A block of data

□ □ □

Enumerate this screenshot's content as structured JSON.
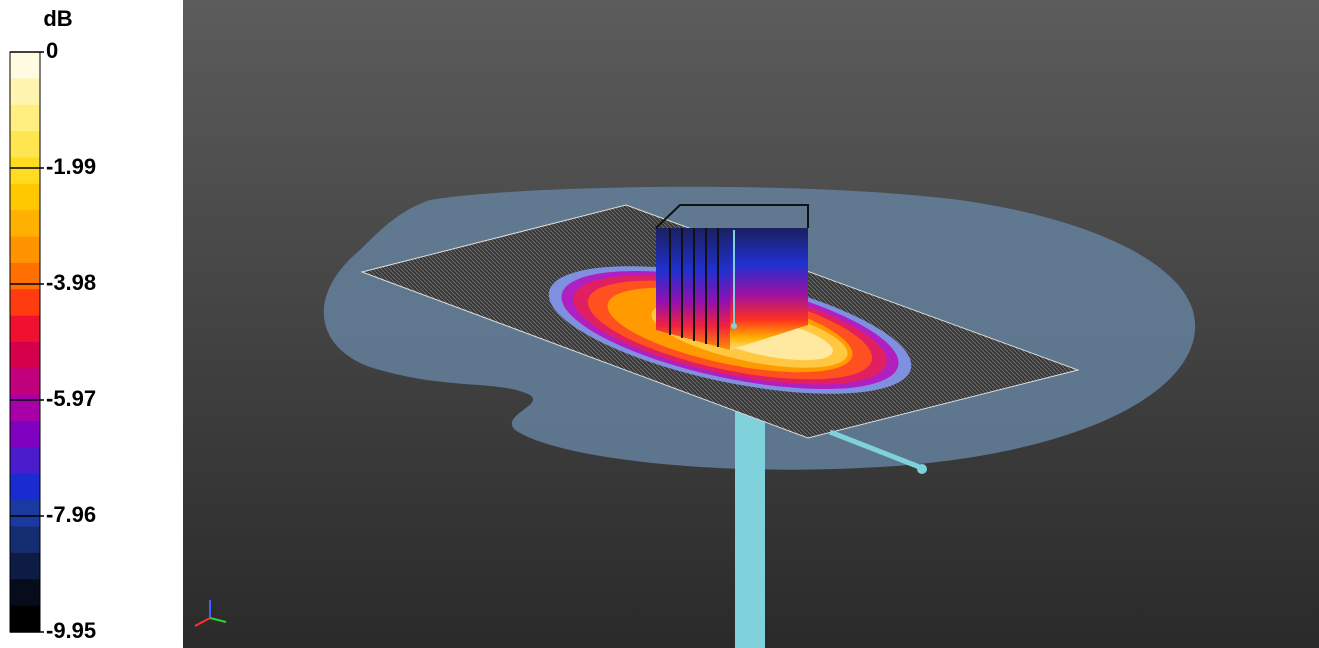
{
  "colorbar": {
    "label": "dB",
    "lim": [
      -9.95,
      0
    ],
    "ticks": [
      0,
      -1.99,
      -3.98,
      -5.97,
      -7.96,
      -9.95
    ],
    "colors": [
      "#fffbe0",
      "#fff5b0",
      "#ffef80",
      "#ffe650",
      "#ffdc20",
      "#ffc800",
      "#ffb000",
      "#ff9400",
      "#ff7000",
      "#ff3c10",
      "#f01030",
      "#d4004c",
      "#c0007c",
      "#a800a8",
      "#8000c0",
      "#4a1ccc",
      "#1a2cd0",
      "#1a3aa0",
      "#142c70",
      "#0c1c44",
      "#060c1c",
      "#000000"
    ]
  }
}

□ □ □

- WRITTEN EXERCISE
Output the full set of records above without changing a word, and drop the images.

- TASK RESPONSE
Enumerate this screenshot's content as structured JSON.
{
  "colorbar": {
    "label": "dB",
    "lim": [
      -9.95,
      0
    ],
    "ticks": [
      0,
      -1.99,
      -3.98,
      -5.97,
      -7.96,
      -9.95
    ],
    "colors": [
      "#fffbe0",
      "#fff5b0",
      "#ffef80",
      "#ffe650",
      "#ffdc20",
      "#ffc800",
      "#ffb000",
      "#ff9400",
      "#ff7000",
      "#ff3c10",
      "#f01030",
      "#d4004c",
      "#c0007c",
      "#a800a8",
      "#8000c0",
      "#4a1ccc",
      "#1a2cd0",
      "#1a3aa0",
      "#142c70",
      "#0c1c44",
      "#060c1c",
      "#000000"
    ]
  }
}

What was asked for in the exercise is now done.